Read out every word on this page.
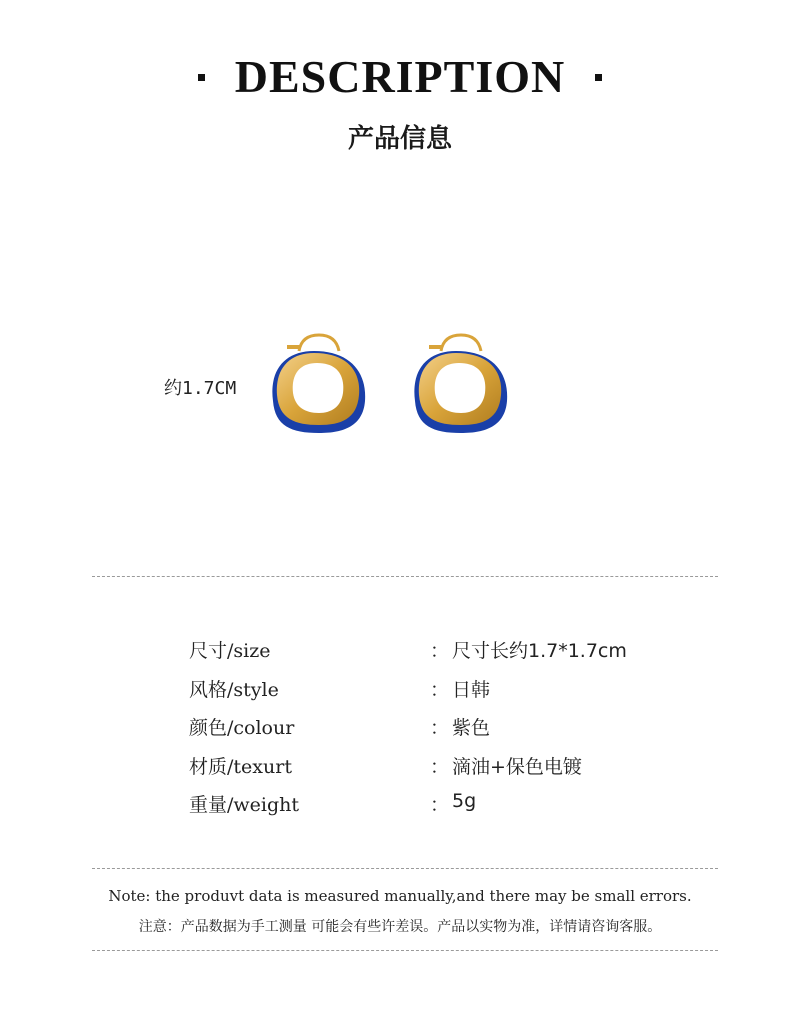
DESCRIPTION
产品信息
约1.7CM
尺寸/size	： 尺寸长约1.7*1.7cm
风格/style	： 日韩
颜色/colour	： 紫色
材质/texurt	： 滴油+保色电镀
重量/weight	： 5g
Note: the produvt data is measured manually,and there may be small errors.
注意：产品数据为手工测量 可能会有些许差误。产品以实物为准，详情请咨询客服。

» **THE EXERCISE**
Every entry should be returned exactly as written, minus the pictures.

» **ANSWER BELOW**
Read out every word on this page.
DESCRIPTION
产品信息
约1.7CM
尺寸/size	： 尺寸长约1.7*1.7cm
风格/style	： 日韩
颜色/colour	： 紫色
材质/texurt	： 滴油+保色电镀
重量/weight	： 5g
Note: the produvt data is measured manually,and there may be small errors.
注意：产品数据为手工测量 可能会有些许差误。产品以实物为准，详情请咨询客服。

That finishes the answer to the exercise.